Job | Return the full listing exactly as it is written.

Some records
-*-
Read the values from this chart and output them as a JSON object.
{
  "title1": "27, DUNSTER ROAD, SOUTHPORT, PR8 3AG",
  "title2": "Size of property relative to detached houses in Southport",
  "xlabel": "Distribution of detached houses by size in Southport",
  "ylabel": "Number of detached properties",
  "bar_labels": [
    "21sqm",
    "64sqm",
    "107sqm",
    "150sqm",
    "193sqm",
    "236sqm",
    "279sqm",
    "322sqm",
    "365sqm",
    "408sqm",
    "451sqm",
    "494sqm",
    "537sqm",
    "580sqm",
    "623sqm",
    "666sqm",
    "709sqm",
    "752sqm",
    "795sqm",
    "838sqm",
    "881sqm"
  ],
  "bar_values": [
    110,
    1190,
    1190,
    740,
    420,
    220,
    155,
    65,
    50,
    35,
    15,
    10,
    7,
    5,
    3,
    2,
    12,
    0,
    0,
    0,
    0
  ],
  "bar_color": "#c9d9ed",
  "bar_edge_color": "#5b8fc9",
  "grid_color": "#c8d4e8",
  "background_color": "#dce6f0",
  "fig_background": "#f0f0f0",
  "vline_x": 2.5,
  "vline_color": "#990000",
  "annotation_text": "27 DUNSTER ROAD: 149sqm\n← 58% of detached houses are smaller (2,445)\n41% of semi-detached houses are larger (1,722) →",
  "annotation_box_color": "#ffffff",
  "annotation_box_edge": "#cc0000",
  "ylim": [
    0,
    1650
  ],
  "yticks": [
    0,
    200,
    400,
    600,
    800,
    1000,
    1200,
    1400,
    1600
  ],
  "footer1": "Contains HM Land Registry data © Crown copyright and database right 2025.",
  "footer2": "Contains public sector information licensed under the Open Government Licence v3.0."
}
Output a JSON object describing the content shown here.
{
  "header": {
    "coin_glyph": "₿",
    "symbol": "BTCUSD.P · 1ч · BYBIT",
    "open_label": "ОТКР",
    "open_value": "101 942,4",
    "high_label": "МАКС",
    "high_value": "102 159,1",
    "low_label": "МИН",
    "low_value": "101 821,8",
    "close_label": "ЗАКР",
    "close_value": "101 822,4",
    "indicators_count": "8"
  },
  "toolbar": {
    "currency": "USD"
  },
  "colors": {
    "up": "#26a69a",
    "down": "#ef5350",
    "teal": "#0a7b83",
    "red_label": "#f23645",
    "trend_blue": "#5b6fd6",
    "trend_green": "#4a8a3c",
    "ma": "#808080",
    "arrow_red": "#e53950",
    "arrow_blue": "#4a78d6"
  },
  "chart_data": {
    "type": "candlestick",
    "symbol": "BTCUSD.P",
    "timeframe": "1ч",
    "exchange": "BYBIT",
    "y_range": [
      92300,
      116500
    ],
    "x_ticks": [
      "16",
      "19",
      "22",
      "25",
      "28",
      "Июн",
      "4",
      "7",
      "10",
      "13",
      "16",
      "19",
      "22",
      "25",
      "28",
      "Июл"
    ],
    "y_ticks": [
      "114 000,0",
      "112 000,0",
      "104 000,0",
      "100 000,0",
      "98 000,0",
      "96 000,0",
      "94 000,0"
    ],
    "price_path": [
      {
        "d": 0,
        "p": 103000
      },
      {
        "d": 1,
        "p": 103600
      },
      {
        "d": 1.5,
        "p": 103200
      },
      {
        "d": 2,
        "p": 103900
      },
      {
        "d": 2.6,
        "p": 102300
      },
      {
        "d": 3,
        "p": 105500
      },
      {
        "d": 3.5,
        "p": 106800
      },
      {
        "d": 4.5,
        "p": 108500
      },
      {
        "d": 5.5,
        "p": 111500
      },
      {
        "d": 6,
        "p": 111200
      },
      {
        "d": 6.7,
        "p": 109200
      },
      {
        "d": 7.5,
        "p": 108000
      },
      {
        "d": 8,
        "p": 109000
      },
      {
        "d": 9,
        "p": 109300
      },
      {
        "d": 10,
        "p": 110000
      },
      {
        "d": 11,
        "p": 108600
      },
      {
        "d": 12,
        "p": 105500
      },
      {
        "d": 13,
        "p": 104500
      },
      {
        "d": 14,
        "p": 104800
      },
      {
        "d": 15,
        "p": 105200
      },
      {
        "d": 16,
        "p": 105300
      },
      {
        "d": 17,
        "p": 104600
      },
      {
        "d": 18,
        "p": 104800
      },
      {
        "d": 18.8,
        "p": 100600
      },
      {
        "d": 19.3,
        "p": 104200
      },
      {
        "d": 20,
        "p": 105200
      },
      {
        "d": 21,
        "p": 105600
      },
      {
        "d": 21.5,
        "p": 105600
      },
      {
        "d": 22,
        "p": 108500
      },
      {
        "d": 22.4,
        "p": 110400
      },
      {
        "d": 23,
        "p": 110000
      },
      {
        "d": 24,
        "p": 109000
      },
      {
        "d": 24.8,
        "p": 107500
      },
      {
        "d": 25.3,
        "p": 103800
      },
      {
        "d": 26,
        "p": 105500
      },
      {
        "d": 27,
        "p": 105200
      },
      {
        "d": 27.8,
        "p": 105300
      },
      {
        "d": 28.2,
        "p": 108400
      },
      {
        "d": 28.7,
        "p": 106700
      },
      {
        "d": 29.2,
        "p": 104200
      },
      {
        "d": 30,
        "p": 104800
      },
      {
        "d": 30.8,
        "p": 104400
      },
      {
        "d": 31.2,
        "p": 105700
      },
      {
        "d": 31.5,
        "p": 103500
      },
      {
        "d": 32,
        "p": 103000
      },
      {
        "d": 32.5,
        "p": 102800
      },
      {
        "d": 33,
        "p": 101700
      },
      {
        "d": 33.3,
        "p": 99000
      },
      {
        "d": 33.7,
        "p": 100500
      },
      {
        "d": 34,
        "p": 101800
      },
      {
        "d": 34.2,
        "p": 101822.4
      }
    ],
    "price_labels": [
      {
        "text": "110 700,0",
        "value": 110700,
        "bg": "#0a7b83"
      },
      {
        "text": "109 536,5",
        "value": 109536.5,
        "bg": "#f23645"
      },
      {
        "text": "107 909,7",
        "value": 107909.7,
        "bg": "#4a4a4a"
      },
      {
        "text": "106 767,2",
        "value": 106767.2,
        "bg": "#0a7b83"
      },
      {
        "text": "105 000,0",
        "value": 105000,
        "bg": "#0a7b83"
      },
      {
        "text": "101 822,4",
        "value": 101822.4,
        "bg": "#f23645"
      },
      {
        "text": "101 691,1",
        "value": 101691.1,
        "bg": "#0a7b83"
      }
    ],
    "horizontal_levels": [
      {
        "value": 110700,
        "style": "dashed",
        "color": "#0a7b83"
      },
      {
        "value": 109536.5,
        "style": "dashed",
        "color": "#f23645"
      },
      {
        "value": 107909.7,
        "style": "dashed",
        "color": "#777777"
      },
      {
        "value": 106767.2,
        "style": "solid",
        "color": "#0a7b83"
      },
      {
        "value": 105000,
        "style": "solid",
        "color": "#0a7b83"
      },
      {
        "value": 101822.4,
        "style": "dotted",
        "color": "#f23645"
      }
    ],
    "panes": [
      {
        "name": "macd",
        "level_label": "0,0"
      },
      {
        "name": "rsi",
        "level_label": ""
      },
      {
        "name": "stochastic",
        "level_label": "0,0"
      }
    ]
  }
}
-*-
Solution |
Read the values from this chart and output them as a JSON object.
{
  "title1": "27, DUNSTER ROAD, SOUTHPORT, PR8 3AG",
  "title2": "Size of property relative to detached houses in Southport",
  "xlabel": "Distribution of detached houses by size in Southport",
  "ylabel": "Number of detached properties",
  "bar_labels": [
    "21sqm",
    "64sqm",
    "107sqm",
    "150sqm",
    "193sqm",
    "236sqm",
    "279sqm",
    "322sqm",
    "365sqm",
    "408sqm",
    "451sqm",
    "494sqm",
    "537sqm",
    "580sqm",
    "623sqm",
    "666sqm",
    "709sqm",
    "752sqm",
    "795sqm",
    "838sqm",
    "881sqm"
  ],
  "bar_values": [
    110,
    1190,
    1190,
    740,
    420,
    220,
    155,
    65,
    50,
    35,
    15,
    10,
    7,
    5,
    3,
    2,
    12,
    0,
    0,
    0,
    0
  ],
  "bar_color": "#c9d9ed",
  "bar_edge_color": "#5b8fc9",
  "grid_color": "#c8d4e8",
  "background_color": "#dce6f0",
  "fig_background": "#f0f0f0",
  "vline_x": 2.5,
  "vline_color": "#990000",
  "annotation_text": "27 DUNSTER ROAD: 149sqm\n← 58% of detached houses are smaller (2,445)\n41% of semi-detached houses are larger (1,722) →",
  "annotation_box_color": "#ffffff",
  "annotation_box_edge": "#cc0000",
  "ylim": [
    0,
    1650
  ],
  "yticks": [
    0,
    200,
    400,
    600,
    800,
    1000,
    1200,
    1400,
    1600
  ],
  "footer1": "Contains HM Land Registry data © Crown copyright and database right 2025.",
  "footer2": "Contains public sector information licensed under the Open Government Licence v3.0."
}
Output a JSON object describing the content shown here.
{
  "header": {
    "coin_glyph": "₿",
    "symbol": "BTCUSD.P · 1ч · BYBIT",
    "open_label": "ОТКР",
    "open_value": "101 942,4",
    "high_label": "МАКС",
    "high_value": "102 159,1",
    "low_label": "МИН",
    "low_value": "101 821,8",
    "close_label": "ЗАКР",
    "close_value": "101 822,4",
    "indicators_count": "8"
  },
  "toolbar": {
    "currency": "USD"
  },
  "colors": {
    "up": "#26a69a",
    "down": "#ef5350",
    "teal": "#0a7b83",
    "red_label": "#f23645",
    "trend_blue": "#5b6fd6",
    "trend_green": "#4a8a3c",
    "ma": "#808080",
    "arrow_red": "#e53950",
    "arrow_blue": "#4a78d6"
  },
  "chart_data": {
    "type": "candlestick",
    "symbol": "BTCUSD.P",
    "timeframe": "1ч",
    "exchange": "BYBIT",
    "y_range": [
      92300,
      116500
    ],
    "x_ticks": [
      "16",
      "19",
      "22",
      "25",
      "28",
      "Июн",
      "4",
      "7",
      "10",
      "13",
      "16",
      "19",
      "22",
      "25",
      "28",
      "Июл"
    ],
    "y_ticks": [
      "114 000,0",
      "112 000,0",
      "104 000,0",
      "100 000,0",
      "98 000,0",
      "96 000,0",
      "94 000,0"
    ],
    "price_path": [
      {
        "d": 0,
        "p": 103000
      },
      {
        "d": 1,
        "p": 103600
      },
      {
        "d": 1.5,
        "p": 103200
      },
      {
        "d": 2,
        "p": 103900
      },
      {
        "d": 2.6,
        "p": 102300
      },
      {
        "d": 3,
        "p": 105500
      },
      {
        "d": 3.5,
        "p": 106800
      },
      {
        "d": 4.5,
        "p": 108500
      },
      {
        "d": 5.5,
        "p": 111500
      },
      {
        "d": 6,
        "p": 111200
      },
      {
        "d": 6.7,
        "p": 109200
      },
      {
        "d": 7.5,
        "p": 108000
      },
      {
        "d": 8,
        "p": 109000
      },
      {
        "d": 9,
        "p": 109300
      },
      {
        "d": 10,
        "p": 110000
      },
      {
        "d": 11,
        "p": 108600
      },
      {
        "d": 12,
        "p": 105500
      },
      {
        "d": 13,
        "p": 104500
      },
      {
        "d": 14,
        "p": 104800
      },
      {
        "d": 15,
        "p": 105200
      },
      {
        "d": 16,
        "p": 105300
      },
      {
        "d": 17,
        "p": 104600
      },
      {
        "d": 18,
        "p": 104800
      },
      {
        "d": 18.8,
        "p": 100600
      },
      {
        "d": 19.3,
        "p": 104200
      },
      {
        "d": 20,
        "p": 105200
      },
      {
        "d": 21,
        "p": 105600
      },
      {
        "d": 21.5,
        "p": 105600
      },
      {
        "d": 22,
        "p": 108500
      },
      {
        "d": 22.4,
        "p": 110400
      },
      {
        "d": 23,
        "p": 110000
      },
      {
        "d": 24,
        "p": 109000
      },
      {
        "d": 24.8,
        "p": 107500
      },
      {
        "d": 25.3,
        "p": 103800
      },
      {
        "d": 26,
        "p": 105500
      },
      {
        "d": 27,
        "p": 105200
      },
      {
        "d": 27.8,
        "p": 105300
      },
      {
        "d": 28.2,
        "p": 108400
      },
      {
        "d": 28.7,
        "p": 106700
      },
      {
        "d": 29.2,
        "p": 104200
      },
      {
        "d": 30,
        "p": 104800
      },
      {
        "d": 30.8,
        "p": 104400
      },
      {
        "d": 31.2,
        "p": 105700
      },
      {
        "d": 31.5,
        "p": 103500
      },
      {
        "d": 32,
        "p": 103000
      },
      {
        "d": 32.5,
        "p": 102800
      },
      {
        "d": 33,
        "p": 101700
      },
      {
        "d": 33.3,
        "p": 99000
      },
      {
        "d": 33.7,
        "p": 100500
      },
      {
        "d": 34,
        "p": 101800
      },
      {
        "d": 34.2,
        "p": 101822.4
      }
    ],
    "price_labels": [
      {
        "text": "110 700,0",
        "value": 110700,
        "bg": "#0a7b83"
      },
      {
        "text": "109 536,5",
        "value": 109536.5,
        "bg": "#f23645"
      },
      {
        "text": "107 909,7",
        "value": 107909.7,
        "bg": "#4a4a4a"
      },
      {
        "text": "106 767,2",
        "value": 106767.2,
        "bg": "#0a7b83"
      },
      {
        "text": "105 000,0",
        "value": 105000,
        "bg": "#0a7b83"
      },
      {
        "text": "101 822,4",
        "value": 101822.4,
        "bg": "#f23645"
      },
      {
        "text": "101 691,1",
        "value": 101691.1,
        "bg": "#0a7b83"
      }
    ],
    "horizontal_levels": [
      {
        "value": 110700,
        "style": "dashed",
        "color": "#0a7b83"
      },
      {
        "value": 109536.5,
        "style": "dashed",
        "color": "#f23645"
      },
      {
        "value": 107909.7,
        "style": "dashed",
        "color": "#777777"
      },
      {
        "value": 106767.2,
        "style": "solid",
        "color": "#0a7b83"
      },
      {
        "value": 105000,
        "style": "solid",
        "color": "#0a7b83"
      },
      {
        "value": 101822.4,
        "style": "dotted",
        "color": "#f23645"
      }
    ],
    "panes": [
      {
        "name": "macd",
        "level_label": "0,0"
      },
      {
        "name": "rsi",
        "level_label": ""
      },
      {
        "name": "stochastic",
        "level_label": "0,0"
      }
    ]
  }
}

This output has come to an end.